DATA FOR PROCESSING:
----

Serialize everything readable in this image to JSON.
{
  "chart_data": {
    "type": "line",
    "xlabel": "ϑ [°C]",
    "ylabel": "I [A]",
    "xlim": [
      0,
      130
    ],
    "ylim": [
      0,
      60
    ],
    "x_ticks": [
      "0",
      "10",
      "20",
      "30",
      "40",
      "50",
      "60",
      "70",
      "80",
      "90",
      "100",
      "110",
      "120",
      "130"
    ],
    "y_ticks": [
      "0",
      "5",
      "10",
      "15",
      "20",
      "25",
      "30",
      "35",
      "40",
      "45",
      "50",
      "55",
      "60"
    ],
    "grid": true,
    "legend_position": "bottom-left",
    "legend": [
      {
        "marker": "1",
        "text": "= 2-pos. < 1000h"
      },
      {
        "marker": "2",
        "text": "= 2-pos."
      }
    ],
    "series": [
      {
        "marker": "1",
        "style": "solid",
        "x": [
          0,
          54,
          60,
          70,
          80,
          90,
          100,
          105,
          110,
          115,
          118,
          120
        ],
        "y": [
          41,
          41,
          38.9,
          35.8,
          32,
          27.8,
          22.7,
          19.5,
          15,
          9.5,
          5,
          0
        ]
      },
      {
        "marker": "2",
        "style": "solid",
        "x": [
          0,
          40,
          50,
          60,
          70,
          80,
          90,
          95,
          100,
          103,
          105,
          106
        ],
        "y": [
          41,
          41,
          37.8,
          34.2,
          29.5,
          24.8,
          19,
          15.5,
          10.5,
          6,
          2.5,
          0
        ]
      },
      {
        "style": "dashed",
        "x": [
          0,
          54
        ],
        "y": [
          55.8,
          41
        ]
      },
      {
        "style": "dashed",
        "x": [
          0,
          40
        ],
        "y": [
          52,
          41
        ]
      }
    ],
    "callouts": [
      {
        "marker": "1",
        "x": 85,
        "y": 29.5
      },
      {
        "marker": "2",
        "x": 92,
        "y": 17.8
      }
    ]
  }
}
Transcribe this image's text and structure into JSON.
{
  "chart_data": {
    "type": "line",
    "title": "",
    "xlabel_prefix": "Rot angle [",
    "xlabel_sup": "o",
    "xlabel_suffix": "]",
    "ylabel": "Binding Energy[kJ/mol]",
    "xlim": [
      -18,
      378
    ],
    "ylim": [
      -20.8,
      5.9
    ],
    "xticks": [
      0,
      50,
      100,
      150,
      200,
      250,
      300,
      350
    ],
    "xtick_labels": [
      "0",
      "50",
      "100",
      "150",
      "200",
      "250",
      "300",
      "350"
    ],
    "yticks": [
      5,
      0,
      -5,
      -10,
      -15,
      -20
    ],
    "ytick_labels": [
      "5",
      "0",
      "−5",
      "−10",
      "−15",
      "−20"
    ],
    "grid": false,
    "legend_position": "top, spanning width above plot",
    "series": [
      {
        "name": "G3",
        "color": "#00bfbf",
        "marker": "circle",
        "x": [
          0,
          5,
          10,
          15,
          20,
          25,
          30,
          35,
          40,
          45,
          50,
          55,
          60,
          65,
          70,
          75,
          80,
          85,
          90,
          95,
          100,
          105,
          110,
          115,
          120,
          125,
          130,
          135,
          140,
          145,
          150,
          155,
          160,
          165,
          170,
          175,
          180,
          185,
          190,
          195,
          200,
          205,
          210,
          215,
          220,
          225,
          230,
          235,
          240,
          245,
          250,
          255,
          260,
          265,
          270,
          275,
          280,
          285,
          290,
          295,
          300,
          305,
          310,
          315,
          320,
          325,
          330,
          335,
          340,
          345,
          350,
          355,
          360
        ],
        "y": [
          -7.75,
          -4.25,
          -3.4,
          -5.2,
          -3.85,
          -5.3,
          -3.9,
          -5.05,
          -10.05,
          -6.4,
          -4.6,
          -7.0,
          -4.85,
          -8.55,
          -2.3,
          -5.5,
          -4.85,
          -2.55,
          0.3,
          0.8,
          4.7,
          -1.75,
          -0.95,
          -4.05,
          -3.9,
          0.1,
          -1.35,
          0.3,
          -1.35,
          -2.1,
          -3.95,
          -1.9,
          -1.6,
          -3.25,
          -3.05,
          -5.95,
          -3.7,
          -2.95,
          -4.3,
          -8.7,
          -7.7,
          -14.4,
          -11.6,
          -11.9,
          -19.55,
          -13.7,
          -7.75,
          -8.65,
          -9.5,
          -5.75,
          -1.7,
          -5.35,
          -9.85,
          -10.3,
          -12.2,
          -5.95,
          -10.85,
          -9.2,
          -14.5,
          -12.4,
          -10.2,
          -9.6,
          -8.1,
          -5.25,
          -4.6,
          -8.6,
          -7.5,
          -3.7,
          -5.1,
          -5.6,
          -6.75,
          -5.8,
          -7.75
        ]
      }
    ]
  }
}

----

GIVEN TASK: Quote each line above in full, word for word.

COMPLETE RESPONSE:
Serialize everything readable in this image to JSON.
{
  "chart_data": {
    "type": "line",
    "xlabel": "ϑ [°C]",
    "ylabel": "I [A]",
    "xlim": [
      0,
      130
    ],
    "ylim": [
      0,
      60
    ],
    "x_ticks": [
      "0",
      "10",
      "20",
      "30",
      "40",
      "50",
      "60",
      "70",
      "80",
      "90",
      "100",
      "110",
      "120",
      "130"
    ],
    "y_ticks": [
      "0",
      "5",
      "10",
      "15",
      "20",
      "25",
      "30",
      "35",
      "40",
      "45",
      "50",
      "55",
      "60"
    ],
    "grid": true,
    "legend_position": "bottom-left",
    "legend": [
      {
        "marker": "1",
        "text": "= 2-pos. < 1000h"
      },
      {
        "marker": "2",
        "text": "= 2-pos."
      }
    ],
    "series": [
      {
        "marker": "1",
        "style": "solid",
        "x": [
          0,
          54,
          60,
          70,
          80,
          90,
          100,
          105,
          110,
          115,
          118,
          120
        ],
        "y": [
          41,
          41,
          38.9,
          35.8,
          32,
          27.8,
          22.7,
          19.5,
          15,
          9.5,
          5,
          0
        ]
      },
      {
        "marker": "2",
        "style": "solid",
        "x": [
          0,
          40,
          50,
          60,
          70,
          80,
          90,
          95,
          100,
          103,
          105,
          106
        ],
        "y": [
          41,
          41,
          37.8,
          34.2,
          29.5,
          24.8,
          19,
          15.5,
          10.5,
          6,
          2.5,
          0
        ]
      },
      {
        "style": "dashed",
        "x": [
          0,
          54
        ],
        "y": [
          55.8,
          41
        ]
      },
      {
        "style": "dashed",
        "x": [
          0,
          40
        ],
        "y": [
          52,
          41
        ]
      }
    ],
    "callouts": [
      {
        "marker": "1",
        "x": 85,
        "y": 29.5
      },
      {
        "marker": "2",
        "x": 92,
        "y": 17.8
      }
    ]
  }
}
Transcribe this image's text and structure into JSON.
{
  "chart_data": {
    "type": "line",
    "title": "",
    "xlabel_prefix": "Rot angle [",
    "xlabel_sup": "o",
    "xlabel_suffix": "]",
    "ylabel": "Binding Energy[kJ/mol]",
    "xlim": [
      -18,
      378
    ],
    "ylim": [
      -20.8,
      5.9
    ],
    "xticks": [
      0,
      50,
      100,
      150,
      200,
      250,
      300,
      350
    ],
    "xtick_labels": [
      "0",
      "50",
      "100",
      "150",
      "200",
      "250",
      "300",
      "350"
    ],
    "yticks": [
      5,
      0,
      -5,
      -10,
      -15,
      -20
    ],
    "ytick_labels": [
      "5",
      "0",
      "−5",
      "−10",
      "−15",
      "−20"
    ],
    "grid": false,
    "legend_position": "top, spanning width above plot",
    "series": [
      {
        "name": "G3",
        "color": "#00bfbf",
        "marker": "circle",
        "x": [
          0,
          5,
          10,
          15,
          20,
          25,
          30,
          35,
          40,
          45,
          50,
          55,
          60,
          65,
          70,
          75,
          80,
          85,
          90,
          95,
          100,
          105,
          110,
          115,
          120,
          125,
          130,
          135,
          140,
          145,
          150,
          155,
          160,
          165,
          170,
          175,
          180,
          185,
          190,
          195,
          200,
          205,
          210,
          215,
          220,
          225,
          230,
          235,
          240,
          245,
          250,
          255,
          260,
          265,
          270,
          275,
          280,
          285,
          290,
          295,
          300,
          305,
          310,
          315,
          320,
          325,
          330,
          335,
          340,
          345,
          350,
          355,
          360
        ],
        "y": [
          -7.75,
          -4.25,
          -3.4,
          -5.2,
          -3.85,
          -5.3,
          -3.9,
          -5.05,
          -10.05,
          -6.4,
          -4.6,
          -7.0,
          -4.85,
          -8.55,
          -2.3,
          -5.5,
          -4.85,
          -2.55,
          0.3,
          0.8,
          4.7,
          -1.75,
          -0.95,
          -4.05,
          -3.9,
          0.1,
          -1.35,
          0.3,
          -1.35,
          -2.1,
          -3.95,
          -1.9,
          -1.6,
          -3.25,
          -3.05,
          -5.95,
          -3.7,
          -2.95,
          -4.3,
          -8.7,
          -7.7,
          -14.4,
          -11.6,
          -11.9,
          -19.55,
          -13.7,
          -7.75,
          -8.65,
          -9.5,
          -5.75,
          -1.7,
          -5.35,
          -9.85,
          -10.3,
          -12.2,
          -5.95,
          -10.85,
          -9.2,
          -14.5,
          -12.4,
          -10.2,
          -9.6,
          -8.1,
          -5.25,
          -4.6,
          -8.6,
          -7.5,
          -3.7,
          -5.1,
          -5.6,
          -6.75,
          -5.8,
          -7.75
        ]
      }
    ]
  }
}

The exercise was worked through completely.